Dataset rows about figures ::
════
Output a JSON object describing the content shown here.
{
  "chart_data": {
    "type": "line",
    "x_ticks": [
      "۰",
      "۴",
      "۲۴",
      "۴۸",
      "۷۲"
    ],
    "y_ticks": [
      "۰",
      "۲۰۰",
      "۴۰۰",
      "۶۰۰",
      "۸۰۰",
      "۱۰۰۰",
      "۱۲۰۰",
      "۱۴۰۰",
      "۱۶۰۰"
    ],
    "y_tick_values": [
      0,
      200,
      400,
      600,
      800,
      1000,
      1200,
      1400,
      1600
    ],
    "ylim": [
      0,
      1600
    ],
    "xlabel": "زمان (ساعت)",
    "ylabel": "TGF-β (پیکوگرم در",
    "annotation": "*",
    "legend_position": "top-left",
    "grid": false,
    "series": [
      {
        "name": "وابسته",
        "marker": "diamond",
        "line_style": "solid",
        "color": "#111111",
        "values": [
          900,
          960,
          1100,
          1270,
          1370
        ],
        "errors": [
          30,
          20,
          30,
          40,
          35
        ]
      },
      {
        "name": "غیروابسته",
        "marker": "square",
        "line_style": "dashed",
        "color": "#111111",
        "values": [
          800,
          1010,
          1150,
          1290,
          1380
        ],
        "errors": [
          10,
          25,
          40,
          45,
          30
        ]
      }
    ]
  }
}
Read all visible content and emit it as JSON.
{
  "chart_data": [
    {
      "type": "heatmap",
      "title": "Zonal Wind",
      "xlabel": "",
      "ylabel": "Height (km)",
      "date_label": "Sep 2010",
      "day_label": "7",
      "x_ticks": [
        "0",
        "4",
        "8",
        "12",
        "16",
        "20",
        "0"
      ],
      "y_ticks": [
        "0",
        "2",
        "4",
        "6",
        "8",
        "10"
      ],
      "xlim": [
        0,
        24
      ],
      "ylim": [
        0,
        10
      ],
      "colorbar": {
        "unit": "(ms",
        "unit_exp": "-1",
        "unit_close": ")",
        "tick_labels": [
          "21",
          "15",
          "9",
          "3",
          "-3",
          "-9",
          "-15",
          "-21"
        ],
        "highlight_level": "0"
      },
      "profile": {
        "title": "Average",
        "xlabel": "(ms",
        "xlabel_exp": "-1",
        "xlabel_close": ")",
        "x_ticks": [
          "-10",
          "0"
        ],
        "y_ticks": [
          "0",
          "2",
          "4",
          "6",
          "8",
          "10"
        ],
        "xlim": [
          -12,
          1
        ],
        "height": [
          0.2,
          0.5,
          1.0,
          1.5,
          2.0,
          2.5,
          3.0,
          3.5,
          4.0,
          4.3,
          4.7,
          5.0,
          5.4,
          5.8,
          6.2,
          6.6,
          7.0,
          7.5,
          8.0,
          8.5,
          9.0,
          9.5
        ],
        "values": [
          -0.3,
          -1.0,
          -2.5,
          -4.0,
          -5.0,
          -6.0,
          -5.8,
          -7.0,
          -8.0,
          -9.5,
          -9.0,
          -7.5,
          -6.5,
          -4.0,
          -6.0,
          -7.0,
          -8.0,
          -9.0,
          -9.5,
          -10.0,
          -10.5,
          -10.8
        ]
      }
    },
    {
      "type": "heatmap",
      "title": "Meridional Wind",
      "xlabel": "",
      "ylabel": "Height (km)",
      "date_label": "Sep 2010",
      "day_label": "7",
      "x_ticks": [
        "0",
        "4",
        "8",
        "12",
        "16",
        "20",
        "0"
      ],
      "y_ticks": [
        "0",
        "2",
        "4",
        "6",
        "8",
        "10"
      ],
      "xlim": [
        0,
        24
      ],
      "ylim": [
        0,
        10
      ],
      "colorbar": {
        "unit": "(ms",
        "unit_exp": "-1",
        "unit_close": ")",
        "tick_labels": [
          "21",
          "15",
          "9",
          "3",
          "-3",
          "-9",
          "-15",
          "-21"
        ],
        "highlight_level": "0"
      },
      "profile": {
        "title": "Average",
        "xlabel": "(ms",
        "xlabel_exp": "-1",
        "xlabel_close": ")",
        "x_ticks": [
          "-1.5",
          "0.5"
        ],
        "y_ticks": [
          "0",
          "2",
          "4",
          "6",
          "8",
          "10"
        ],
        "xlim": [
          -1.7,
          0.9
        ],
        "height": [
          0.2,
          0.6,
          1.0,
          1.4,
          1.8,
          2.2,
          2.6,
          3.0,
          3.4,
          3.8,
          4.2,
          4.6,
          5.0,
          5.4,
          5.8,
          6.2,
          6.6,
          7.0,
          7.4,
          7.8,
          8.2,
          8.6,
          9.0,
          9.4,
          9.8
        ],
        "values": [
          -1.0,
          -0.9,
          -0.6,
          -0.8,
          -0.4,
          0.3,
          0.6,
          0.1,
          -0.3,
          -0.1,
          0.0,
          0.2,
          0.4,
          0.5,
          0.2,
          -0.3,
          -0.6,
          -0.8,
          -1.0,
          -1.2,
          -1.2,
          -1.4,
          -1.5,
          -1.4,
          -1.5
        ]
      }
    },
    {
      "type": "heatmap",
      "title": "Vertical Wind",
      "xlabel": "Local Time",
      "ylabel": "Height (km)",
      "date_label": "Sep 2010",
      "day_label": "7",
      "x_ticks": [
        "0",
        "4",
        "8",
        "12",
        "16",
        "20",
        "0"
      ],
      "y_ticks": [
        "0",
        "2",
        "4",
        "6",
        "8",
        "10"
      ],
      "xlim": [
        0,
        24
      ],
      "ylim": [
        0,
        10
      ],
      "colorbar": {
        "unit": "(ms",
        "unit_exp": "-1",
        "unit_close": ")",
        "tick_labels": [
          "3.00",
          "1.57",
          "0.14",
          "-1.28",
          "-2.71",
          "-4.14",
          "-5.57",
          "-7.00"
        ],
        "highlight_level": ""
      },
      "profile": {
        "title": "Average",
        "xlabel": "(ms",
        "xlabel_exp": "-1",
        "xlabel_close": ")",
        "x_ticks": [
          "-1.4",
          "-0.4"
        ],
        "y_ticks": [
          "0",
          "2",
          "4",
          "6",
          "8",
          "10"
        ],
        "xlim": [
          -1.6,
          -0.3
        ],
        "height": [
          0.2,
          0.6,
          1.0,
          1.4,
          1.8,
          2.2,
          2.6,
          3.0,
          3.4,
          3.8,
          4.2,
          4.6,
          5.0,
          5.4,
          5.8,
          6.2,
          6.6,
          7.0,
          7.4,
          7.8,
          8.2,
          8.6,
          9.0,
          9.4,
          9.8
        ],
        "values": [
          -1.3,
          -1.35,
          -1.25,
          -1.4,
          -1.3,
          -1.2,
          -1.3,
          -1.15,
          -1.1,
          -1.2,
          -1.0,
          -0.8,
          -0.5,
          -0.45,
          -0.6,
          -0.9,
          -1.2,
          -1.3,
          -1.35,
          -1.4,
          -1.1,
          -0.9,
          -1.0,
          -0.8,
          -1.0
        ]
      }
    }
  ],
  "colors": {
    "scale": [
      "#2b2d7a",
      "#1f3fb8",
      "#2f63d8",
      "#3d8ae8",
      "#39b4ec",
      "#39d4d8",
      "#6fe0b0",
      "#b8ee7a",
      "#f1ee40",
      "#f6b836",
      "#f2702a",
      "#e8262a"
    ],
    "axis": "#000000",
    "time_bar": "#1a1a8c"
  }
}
════
AIM OF THE TASK ::
Reproduce every entry shown above, precisely as it stands.

SOLUTION TO THIS EXERCISE ::
Output a JSON object describing the content shown here.
{
  "chart_data": {
    "type": "line",
    "x_ticks": [
      "۰",
      "۴",
      "۲۴",
      "۴۸",
      "۷۲"
    ],
    "y_ticks": [
      "۰",
      "۲۰۰",
      "۴۰۰",
      "۶۰۰",
      "۸۰۰",
      "۱۰۰۰",
      "۱۲۰۰",
      "۱۴۰۰",
      "۱۶۰۰"
    ],
    "y_tick_values": [
      0,
      200,
      400,
      600,
      800,
      1000,
      1200,
      1400,
      1600
    ],
    "ylim": [
      0,
      1600
    ],
    "xlabel": "زمان (ساعت)",
    "ylabel": "TGF-β (پیکوگرم در",
    "annotation": "*",
    "legend_position": "top-left",
    "grid": false,
    "series": [
      {
        "name": "وابسته",
        "marker": "diamond",
        "line_style": "solid",
        "color": "#111111",
        "values": [
          900,
          960,
          1100,
          1270,
          1370
        ],
        "errors": [
          30,
          20,
          30,
          40,
          35
        ]
      },
      {
        "name": "غیروابسته",
        "marker": "square",
        "line_style": "dashed",
        "color": "#111111",
        "values": [
          800,
          1010,
          1150,
          1290,
          1380
        ],
        "errors": [
          10,
          25,
          40,
          45,
          30
        ]
      }
    ]
  }
}
Read all visible content and emit it as JSON.
{
  "chart_data": [
    {
      "type": "heatmap",
      "title": "Zonal Wind",
      "xlabel": "",
      "ylabel": "Height (km)",
      "date_label": "Sep 2010",
      "day_label": "7",
      "x_ticks": [
        "0",
        "4",
        "8",
        "12",
        "16",
        "20",
        "0"
      ],
      "y_ticks": [
        "0",
        "2",
        "4",
        "6",
        "8",
        "10"
      ],
      "xlim": [
        0,
        24
      ],
      "ylim": [
        0,
        10
      ],
      "colorbar": {
        "unit": "(ms",
        "unit_exp": "-1",
        "unit_close": ")",
        "tick_labels": [
          "21",
          "15",
          "9",
          "3",
          "-3",
          "-9",
          "-15",
          "-21"
        ],
        "highlight_level": "0"
      },
      "profile": {
        "title": "Average",
        "xlabel": "(ms",
        "xlabel_exp": "-1",
        "xlabel_close": ")",
        "x_ticks": [
          "-10",
          "0"
        ],
        "y_ticks": [
          "0",
          "2",
          "4",
          "6",
          "8",
          "10"
        ],
        "xlim": [
          -12,
          1
        ],
        "height": [
          0.2,
          0.5,
          1.0,
          1.5,
          2.0,
          2.5,
          3.0,
          3.5,
          4.0,
          4.3,
          4.7,
          5.0,
          5.4,
          5.8,
          6.2,
          6.6,
          7.0,
          7.5,
          8.0,
          8.5,
          9.0,
          9.5
        ],
        "values": [
          -0.3,
          -1.0,
          -2.5,
          -4.0,
          -5.0,
          -6.0,
          -5.8,
          -7.0,
          -8.0,
          -9.5,
          -9.0,
          -7.5,
          -6.5,
          -4.0,
          -6.0,
          -7.0,
          -8.0,
          -9.0,
          -9.5,
          -10.0,
          -10.5,
          -10.8
        ]
      }
    },
    {
      "type": "heatmap",
      "title": "Meridional Wind",
      "xlabel": "",
      "ylabel": "Height (km)",
      "date_label": "Sep 2010",
      "day_label": "7",
      "x_ticks": [
        "0",
        "4",
        "8",
        "12",
        "16",
        "20",
        "0"
      ],
      "y_ticks": [
        "0",
        "2",
        "4",
        "6",
        "8",
        "10"
      ],
      "xlim": [
        0,
        24
      ],
      "ylim": [
        0,
        10
      ],
      "colorbar": {
        "unit": "(ms",
        "unit_exp": "-1",
        "unit_close": ")",
        "tick_labels": [
          "21",
          "15",
          "9",
          "3",
          "-3",
          "-9",
          "-15",
          "-21"
        ],
        "highlight_level": "0"
      },
      "profile": {
        "title": "Average",
        "xlabel": "(ms",
        "xlabel_exp": "-1",
        "xlabel_close": ")",
        "x_ticks": [
          "-1.5",
          "0.5"
        ],
        "y_ticks": [
          "0",
          "2",
          "4",
          "6",
          "8",
          "10"
        ],
        "xlim": [
          -1.7,
          0.9
        ],
        "height": [
          0.2,
          0.6,
          1.0,
          1.4,
          1.8,
          2.2,
          2.6,
          3.0,
          3.4,
          3.8,
          4.2,
          4.6,
          5.0,
          5.4,
          5.8,
          6.2,
          6.6,
          7.0,
          7.4,
          7.8,
          8.2,
          8.6,
          9.0,
          9.4,
          9.8
        ],
        "values": [
          -1.0,
          -0.9,
          -0.6,
          -0.8,
          -0.4,
          0.3,
          0.6,
          0.1,
          -0.3,
          -0.1,
          0.0,
          0.2,
          0.4,
          0.5,
          0.2,
          -0.3,
          -0.6,
          -0.8,
          -1.0,
          -1.2,
          -1.2,
          -1.4,
          -1.5,
          -1.4,
          -1.5
        ]
      }
    },
    {
      "type": "heatmap",
      "title": "Vertical Wind",
      "xlabel": "Local Time",
      "ylabel": "Height (km)",
      "date_label": "Sep 2010",
      "day_label": "7",
      "x_ticks": [
        "0",
        "4",
        "8",
        "12",
        "16",
        "20",
        "0"
      ],
      "y_ticks": [
        "0",
        "2",
        "4",
        "6",
        "8",
        "10"
      ],
      "xlim": [
        0,
        24
      ],
      "ylim": [
        0,
        10
      ],
      "colorbar": {
        "unit": "(ms",
        "unit_exp": "-1",
        "unit_close": ")",
        "tick_labels": [
          "3.00",
          "1.57",
          "0.14",
          "-1.28",
          "-2.71",
          "-4.14",
          "-5.57",
          "-7.00"
        ],
        "highlight_level": ""
      },
      "profile": {
        "title": "Average",
        "xlabel": "(ms",
        "xlabel_exp": "-1",
        "xlabel_close": ")",
        "x_ticks": [
          "-1.4",
          "-0.4"
        ],
        "y_ticks": [
          "0",
          "2",
          "4",
          "6",
          "8",
          "10"
        ],
        "xlim": [
          -1.6,
          -0.3
        ],
        "height": [
          0.2,
          0.6,
          1.0,
          1.4,
          1.8,
          2.2,
          2.6,
          3.0,
          3.4,
          3.8,
          4.2,
          4.6,
          5.0,
          5.4,
          5.8,
          6.2,
          6.6,
          7.0,
          7.4,
          7.8,
          8.2,
          8.6,
          9.0,
          9.4,
          9.8
        ],
        "values": [
          -1.3,
          -1.35,
          -1.25,
          -1.4,
          -1.3,
          -1.2,
          -1.3,
          -1.15,
          -1.1,
          -1.2,
          -1.0,
          -0.8,
          -0.5,
          -0.45,
          -0.6,
          -0.9,
          -1.2,
          -1.3,
          -1.35,
          -1.4,
          -1.1,
          -0.9,
          -1.0,
          -0.8,
          -1.0
        ]
      }
    }
  ],
  "colors": {
    "scale": [
      "#2b2d7a",
      "#1f3fb8",
      "#2f63d8",
      "#3d8ae8",
      "#39b4ec",
      "#39d4d8",
      "#6fe0b0",
      "#b8ee7a",
      "#f1ee40",
      "#f6b836",
      "#f2702a",
      "#e8262a"
    ],
    "axis": "#000000",
    "time_bar": "#1a1a8c"
  }
}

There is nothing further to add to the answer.